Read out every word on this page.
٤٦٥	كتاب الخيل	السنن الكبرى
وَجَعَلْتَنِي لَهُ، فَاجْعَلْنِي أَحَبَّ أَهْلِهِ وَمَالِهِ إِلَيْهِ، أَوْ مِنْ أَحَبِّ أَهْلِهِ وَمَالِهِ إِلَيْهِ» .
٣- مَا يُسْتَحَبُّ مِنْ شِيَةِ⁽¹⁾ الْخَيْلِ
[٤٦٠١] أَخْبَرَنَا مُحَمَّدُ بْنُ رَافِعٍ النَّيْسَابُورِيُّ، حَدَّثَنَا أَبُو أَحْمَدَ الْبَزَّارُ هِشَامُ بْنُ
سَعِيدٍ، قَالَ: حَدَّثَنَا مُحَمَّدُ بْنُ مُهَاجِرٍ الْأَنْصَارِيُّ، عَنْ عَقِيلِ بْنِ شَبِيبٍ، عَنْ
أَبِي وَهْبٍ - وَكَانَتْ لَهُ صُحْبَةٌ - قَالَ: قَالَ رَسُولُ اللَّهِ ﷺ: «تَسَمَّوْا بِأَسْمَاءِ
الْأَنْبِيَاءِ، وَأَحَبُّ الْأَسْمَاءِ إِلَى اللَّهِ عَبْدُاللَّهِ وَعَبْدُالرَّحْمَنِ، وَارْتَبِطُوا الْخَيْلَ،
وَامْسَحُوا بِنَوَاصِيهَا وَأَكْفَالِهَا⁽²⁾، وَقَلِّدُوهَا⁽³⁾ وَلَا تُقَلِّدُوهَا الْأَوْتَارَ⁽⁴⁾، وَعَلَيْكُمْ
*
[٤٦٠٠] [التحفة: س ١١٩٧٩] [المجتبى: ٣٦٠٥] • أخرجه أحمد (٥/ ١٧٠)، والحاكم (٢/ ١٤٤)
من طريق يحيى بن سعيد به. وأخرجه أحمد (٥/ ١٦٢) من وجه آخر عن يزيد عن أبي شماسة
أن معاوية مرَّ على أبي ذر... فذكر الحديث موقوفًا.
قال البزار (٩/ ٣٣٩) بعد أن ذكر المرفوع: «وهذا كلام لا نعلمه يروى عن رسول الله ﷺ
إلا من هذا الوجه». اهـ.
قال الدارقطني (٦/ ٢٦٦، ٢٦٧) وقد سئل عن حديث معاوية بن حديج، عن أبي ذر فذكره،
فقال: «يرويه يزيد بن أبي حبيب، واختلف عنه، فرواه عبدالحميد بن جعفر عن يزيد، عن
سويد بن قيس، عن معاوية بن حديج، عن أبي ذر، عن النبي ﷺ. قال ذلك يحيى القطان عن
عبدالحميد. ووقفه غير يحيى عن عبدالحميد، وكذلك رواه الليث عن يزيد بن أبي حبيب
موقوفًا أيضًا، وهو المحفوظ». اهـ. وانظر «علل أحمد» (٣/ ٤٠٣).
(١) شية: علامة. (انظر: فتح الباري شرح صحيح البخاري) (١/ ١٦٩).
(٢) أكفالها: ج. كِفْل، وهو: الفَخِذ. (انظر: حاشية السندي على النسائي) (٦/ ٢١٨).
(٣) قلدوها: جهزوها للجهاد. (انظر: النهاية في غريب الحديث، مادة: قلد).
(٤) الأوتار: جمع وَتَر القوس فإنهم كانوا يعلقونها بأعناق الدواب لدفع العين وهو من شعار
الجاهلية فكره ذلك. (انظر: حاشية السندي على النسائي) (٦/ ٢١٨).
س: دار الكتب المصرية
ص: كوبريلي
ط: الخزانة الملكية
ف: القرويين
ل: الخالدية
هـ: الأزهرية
+ + + +
▸ **PROBLEM TO WORK ON**
Extract each record, keeping it identical to the original.

▸ **WORKED SOLUTION**
Read out every word on this page.
٤٦٥	كتاب الخيل	السنن الكبرى
وَجَعَلْتَنِي لَهُ، فَاجْعَلْنِي أَحَبَّ أَهْلِهِ وَمَالِهِ إِلَيْهِ، أَوْ مِنْ أَحَبِّ أَهْلِهِ وَمَالِهِ إِلَيْهِ» .
٣- مَا يُسْتَحَبُّ مِنْ شِيَةِ⁽¹⁾ الْخَيْلِ
[٤٦٠١] أَخْبَرَنَا مُحَمَّدُ بْنُ رَافِعٍ النَّيْسَابُورِيُّ، حَدَّثَنَا أَبُو أَحْمَدَ الْبَزَّارُ هِشَامُ بْنُ
سَعِيدٍ، قَالَ: حَدَّثَنَا مُحَمَّدُ بْنُ مُهَاجِرٍ الْأَنْصَارِيُّ، عَنْ عَقِيلِ بْنِ شَبِيبٍ، عَنْ
أَبِي وَهْبٍ - وَكَانَتْ لَهُ صُحْبَةٌ - قَالَ: قَالَ رَسُولُ اللَّهِ ﷺ: «تَسَمَّوْا بِأَسْمَاءِ
الْأَنْبِيَاءِ، وَأَحَبُّ الْأَسْمَاءِ إِلَى اللَّهِ عَبْدُاللَّهِ وَعَبْدُالرَّحْمَنِ، وَارْتَبِطُوا الْخَيْلَ،
وَامْسَحُوا بِنَوَاصِيهَا وَأَكْفَالِهَا⁽²⁾، وَقَلِّدُوهَا⁽³⁾ وَلَا تُقَلِّدُوهَا الْأَوْتَارَ⁽⁴⁾، وَعَلَيْكُمْ
*
[٤٦٠٠] [التحفة: س ١١٩٧٩] [المجتبى: ٣٦٠٥] • أخرجه أحمد (٥/ ١٧٠)، والحاكم (٢/ ١٤٤)
من طريق يحيى بن سعيد به. وأخرجه أحمد (٥/ ١٦٢) من وجه آخر عن يزيد عن أبي شماسة
أن معاوية مرَّ على أبي ذر... فذكر الحديث موقوفًا.
قال البزار (٩/ ٣٣٩) بعد أن ذكر المرفوع: «وهذا كلام لا نعلمه يروى عن رسول الله ﷺ
إلا من هذا الوجه». اهـ.
قال الدارقطني (٦/ ٢٦٦، ٢٦٧) وقد سئل عن حديث معاوية بن حديج، عن أبي ذر فذكره،
فقال: «يرويه يزيد بن أبي حبيب، واختلف عنه، فرواه عبدالحميد بن جعفر عن يزيد، عن
سويد بن قيس، عن معاوية بن حديج، عن أبي ذر، عن النبي ﷺ. قال ذلك يحيى القطان عن
عبدالحميد. ووقفه غير يحيى عن عبدالحميد، وكذلك رواه الليث عن يزيد بن أبي حبيب
موقوفًا أيضًا، وهو المحفوظ». اهـ. وانظر «علل أحمد» (٣/ ٤٠٣).
(١) شية: علامة. (انظر: فتح الباري شرح صحيح البخاري) (١/ ١٦٩).
(٢) أكفالها: ج. كِفْل، وهو: الفَخِذ. (انظر: حاشية السندي على النسائي) (٦/ ٢١٨).
(٣) قلدوها: جهزوها للجهاد. (انظر: النهاية في غريب الحديث، مادة: قلد).
(٤) الأوتار: جمع وَتَر القوس فإنهم كانوا يعلقونها بأعناق الدواب لدفع العين وهو من شعار
الجاهلية فكره ذلك. (انظر: حاشية السندي على النسائي) (٦/ ٢١٨).
س: دار الكتب المصرية
ص: كوبريلي
ط: الخزانة الملكية
ف: القرويين
ل: الخالدية
هـ: الأزهرية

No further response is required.